**Directions for this task:** Give every entry again, unchanged, and leave its images out.

(Records contained in a dataset)
:::::

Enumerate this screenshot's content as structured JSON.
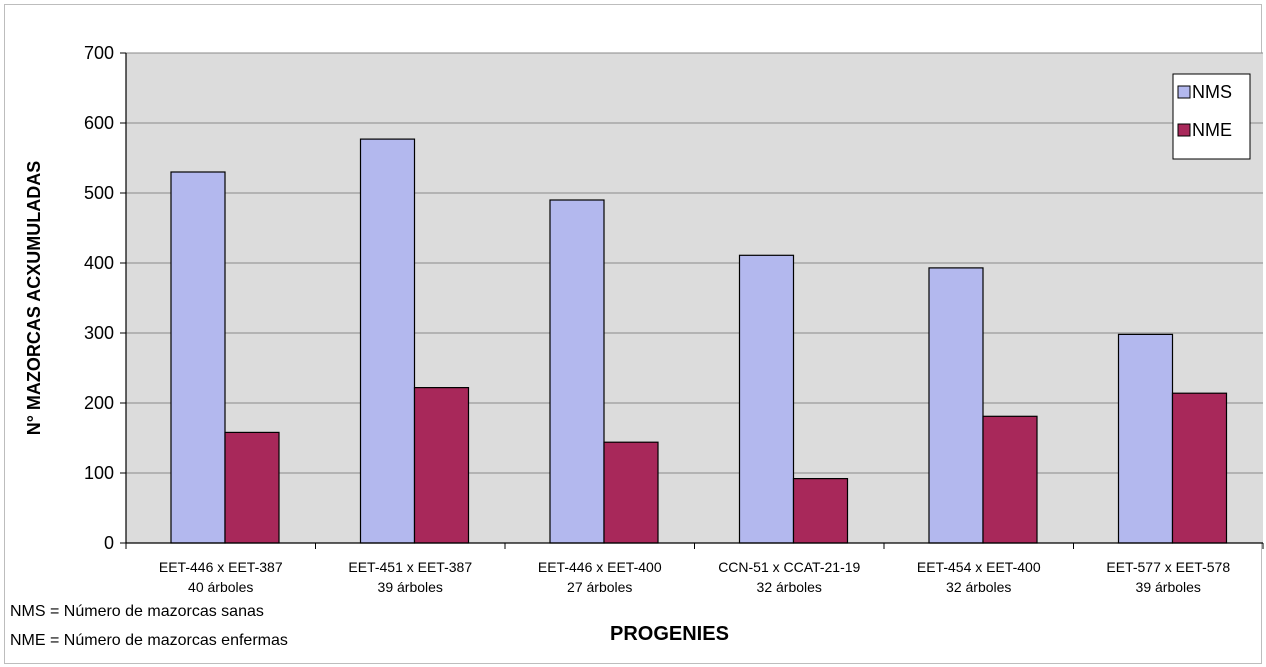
{
  "chart_data": {
    "type": "bar",
    "ylabel": "N° MAZORCAS ACXUMULADAS",
    "xlabel": "PROGENIES",
    "ylim": [
      0,
      700
    ],
    "yticks": [
      "0",
      "100",
      "200",
      "300",
      "400",
      "500",
      "600",
      "700"
    ],
    "grid": true,
    "legend_position": "top-right",
    "categories": [
      {
        "name": "EET-446 x EET-387",
        "subtitle": "40 árboles"
      },
      {
        "name": "EET-451 x EET-387",
        "subtitle": "39 árboles"
      },
      {
        "name": "EET-446 x EET-400",
        "subtitle": "27 árboles"
      },
      {
        "name": "CCN-51 x CCAT-21-19",
        "subtitle": "32 árboles"
      },
      {
        "name": "EET-454 x EET-400",
        "subtitle": "32 árboles"
      },
      {
        "name": "EET-577 x EET-578",
        "subtitle": "39 árboles"
      }
    ],
    "series": [
      {
        "name": "NMS",
        "color": "#b3b8ee",
        "values": [
          530,
          577,
          490,
          411,
          393,
          298
        ]
      },
      {
        "name": "NME",
        "color": "#a8285a",
        "values": [
          158,
          222,
          144,
          92,
          181,
          214
        ]
      }
    ]
  },
  "footnotes": [
    "NMS = Número de mazorcas sanas",
    "NME = Número de mazorcas enfermas"
  ]
}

:::::

**Task result:**
Enumerate this screenshot's content as structured JSON.
{
  "chart_data": {
    "type": "bar",
    "ylabel": "N° MAZORCAS ACXUMULADAS",
    "xlabel": "PROGENIES",
    "ylim": [
      0,
      700
    ],
    "yticks": [
      "0",
      "100",
      "200",
      "300",
      "400",
      "500",
      "600",
      "700"
    ],
    "grid": true,
    "legend_position": "top-right",
    "categories": [
      {
        "name": "EET-446 x EET-387",
        "subtitle": "40 árboles"
      },
      {
        "name": "EET-451 x EET-387",
        "subtitle": "39 árboles"
      },
      {
        "name": "EET-446 x EET-400",
        "subtitle": "27 árboles"
      },
      {
        "name": "CCN-51 x CCAT-21-19",
        "subtitle": "32 árboles"
      },
      {
        "name": "EET-454 x EET-400",
        "subtitle": "32 árboles"
      },
      {
        "name": "EET-577 x EET-578",
        "subtitle": "39 árboles"
      }
    ],
    "series": [
      {
        "name": "NMS",
        "color": "#b3b8ee",
        "values": [
          530,
          577,
          490,
          411,
          393,
          298
        ]
      },
      {
        "name": "NME",
        "color": "#a8285a",
        "values": [
          158,
          222,
          144,
          92,
          181,
          214
        ]
      }
    ]
  },
  "footnotes": [
    "NMS = Número de mazorcas sanas",
    "NME = Número de mazorcas enfermas"
  ]
}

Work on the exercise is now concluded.